-- Aim of the task --
Wherever the word "你们上午的课到几点结束" appears in a line, copy that line.

-- Stored items from a collection --
[start]
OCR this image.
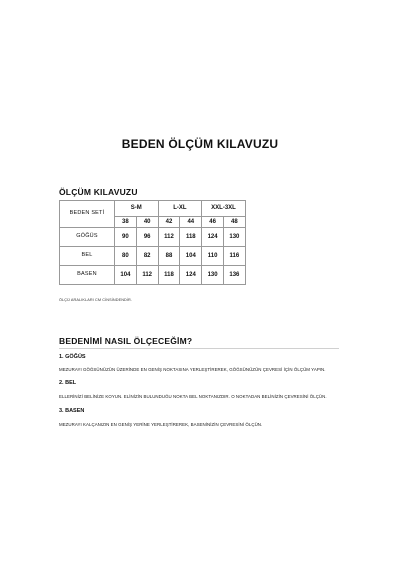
BEDEN ÖLÇÜM KILAVUZU
ÖLÇÜM KILAVUZU
BEDEN SETİ	S-M		L-XL		XXL-3XL	
	38	40	42	44	46	48
GÖĞÜS	90	96	112	118	124	130
BEL	80	82	88	104	110	116
BASEN	104	112	118	124	130	136
ÖLÇÜ ARALIKLARI CM CİNSİNDENDİR.
BEDENİMİ NASIL ÖLÇECEĞİM?
1. GÖĞÜS
MEZURAYI GÖĞSÜNÜZÜN ÜZERİNDE EN GENİŞ NOKTASINA YERLEŞTİREREK, GÖĞSÜNÜZÜN ÇEVRESİ İÇİN ÖLÇÜM YAPIN.
2. BEL
ELLERİNİZİ BELİNİZE KOYUN. ELİNİZİN BULUNDUĞU NOKTA BEL NOKTANIZDIR. O NOKTADAN BELİNİZİN ÇEVRESİNİ ÖLÇÜN.
3. BASEN
MEZURAYI KALÇANIZIN EN GENİŞ YERİNE YERLEŞTİREREK, BASENİNİZİN ÇEVRESİNİ ÖLÇÜN.
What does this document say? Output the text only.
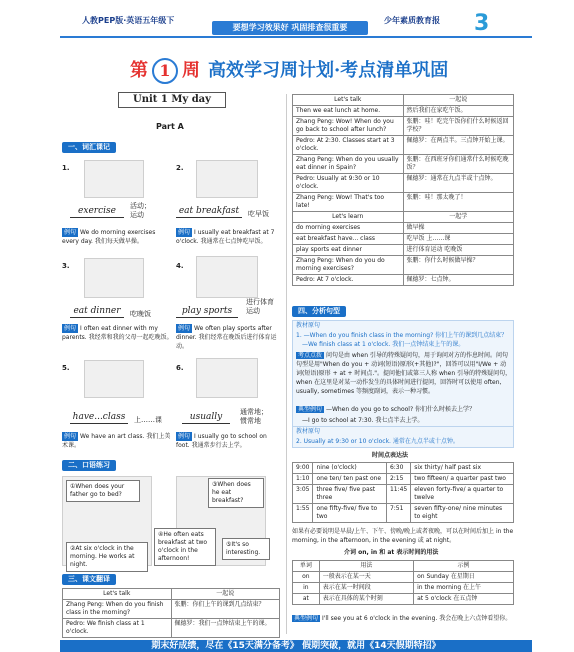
人教PEP版·英语五年级下
要想学习效果好 巩固排查很重要
少年素质教育报 3
第 1 周 高效学习周计划·考点清单巩固
Unit 1 My day
Part A
一、词汇课记
1.
exercise	活动；运动
例句 We do morning exercises every day. 我们每天做早操。
2.
eat breakfast	吃早饭
例句 I usually eat breakfast at 7 o'clock. 我通常在七点钟吃早饭。
3.
eat dinner	吃晚饭
例句 I often eat dinner with my parents. 我经常和我的父母一起吃晚饭。
4.
play sports
进行体育运动
例句 We often play sports after dinner. 我们经常在晚饭后进行体育运动。
5.
have...class	上……课
例句 We have an art class. 我们上美术课。
6.
usually	通常地；惯常地
例句 I usually go to school on foot. 我通常步行去上学。
二、口语练习
①When does your father go to bed?
②At six o'clock in the morning. He works at night.
③When does he eat breakfast?
④He often eats breakfast at two o'clock in the afternoon!
⑤It's so interesting.
三、课文翻译
Let's talk	一起说
Zhang Peng: When do you finish class in the morning?	张鹏：你们上午的课到几点结束？
Pedro: We finish class at 1 o'clock.	佩德罗：我们一点钟结束上午的课。
Let's talk	一起说
Then we eat lunch at home.	然后我们在家吃午饭。
Zhang Peng: Wow! When do you go back to school after lunch?	张鹏：哇！吃完午饭你们什么时候返回学校？
Pedro: At 2:30. Classes start at 3 o'clock.	佩德罗：在两点半。三点钟开始上课。
Zhang Peng: When do you usually eat dinner in Spain?	张鹏：在西班牙你们通常什么时候吃晚饭？
Pedro: Usually at 9:30 or 10 o'clock.	佩德罗：通常在九点半或十点钟。
Zhang Peng: Wow! That's too late!	张鹏：哇！那太晚了！
Let's learn	一起学
do morning exercises	做早操
eat breakfast have... class	吃早饭 上……课
play sports eat dinner	进行体育运动 吃晚饭
Zhang Peng: When do you do morning exercises?	张鹏：你什么时候做早操？
Pedro: At 7 o'clock.	佩德罗：七点钟。
四、分析句型
教材原句
1. —When do you finish class in the morning? 你们上午的课到几点结束？
—We finish class at 1 o'clock. 我们一点钟结束上午的课。
考点点拨 问句是由 when 引导的特殊疑问句，用于询问对方的作息时间。问句句型是用"When do you + 动词(短语)原形(+其他)?"，回答可以用"I/We + 动词(短语)原形 + at + 时间点."。提问他们或第三人称 when 引导的特殊疑问句，when 在这里是对某一动作发生的具体时间进行提问，回答时可以使用 often, usually, sometimes 等频度副词，表示一种习惯。
典型例句 —When do you go to school? 你们什么时候去上学？
—I go to school at 7:30. 我七点半去上学。
教材原句
2. Usually at 9:30 or 10 o'clock. 通常在九点半或十点钟。
时间点表达法
9:00	nine (o'clock)	6:30	six thirty/ half past six
1:10	one ten/ ten past one	2:15	two fifteen/ a quarter past two
3:05	three five/ five past three	11:45	eleven forty-five/ a quarter to twelve
1:55	one fifty-five/ five to two	7:51	seven fifty-one/ nine minutes to eight
如果有必要说明是早晨/上午、下午、傍晚/晚上或者夜晚，可以在时间后加上 in the morning, in the afternoon, in the evening 或 at night。
介词 on, in 和 at 表示时间的用法
单词	用法	示例
on	一般表示在某一天	on Sunday 在星期日
in	表示在某一时间段	in the morning 在上午
at	表示在具体的某个时刻	at 5 o'clock 在五点钟
典型例句 I'll see you at 6 o'clock in the evening. 我会在晚上六点钟看望你。
期末好成绩，尽在《15天满分备考》 假期突破，就用《14天假期特招》
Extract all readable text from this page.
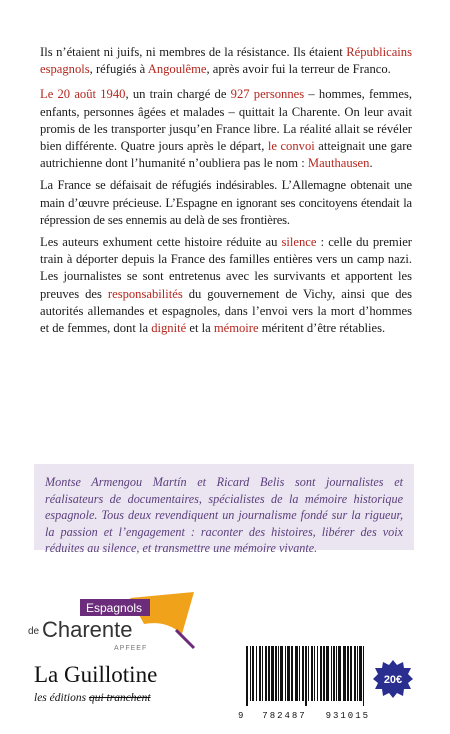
Ils n’étaient ni juifs, ni membres de la résistance. Ils étaient Républicains espagnols, réfugiés à Angoulême, après avoir fui la terreur de Franco.

Le 20 août 1940, un train chargé de 927 personnes – hommes, femmes, enfants, personnes âgées et malades – quittait la Charente. On leur avait promis de les transporter jusqu’en France libre. La réalité allait se révéler bien différente. Quatre jours après le départ, le convoi atteignait une gare autrichienne dont l’humanité n’oubliera pas le nom : Mauthausen.

La France se défaisait de réfugiés indésirables. L’Allemagne obtenait une main d’œuvre précieuse. L’Espagne en ignorant ses concitoyens étendait la répression de ses ennemis au delà de ses frontières.

Les auteurs exhument cette histoire réduite au silence : celle du premier train à déporter depuis la France des familles entières vers un camp nazi. Les journalistes se sont entretenus avec les survivants et apportent les preuves des responsabilités du gouvernement de Vichy, ainsi que des autorités allemandes et espagnoles, dans l’envoi vers la mort d’hommes et de femmes, dont la dignité et la mémoire méritent d’être rétablies.

Montse Armengou Martín et Ricard Belis sont journalistes et réalisateurs de documentaires, spécialistes de la mémoire historique espagnole. Tous deux revendiquent un journalisme fondé sur la rigueur, la passion et l’engagement : raconter des histoires, libérer des voix réduites au silence, et transmettre une mémoire vivante.
Espagnols
de Charente
APFEEF
La Guillotine
les éditions qui tranchent
9 782487 931015
20€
[end]
-- The reply --
Zhang Peng: When do you finish class in the morning?	张鹏：你们上午的课到几点结束？
1. —When do you finish class in the morning? 你们上午的课到几点结束？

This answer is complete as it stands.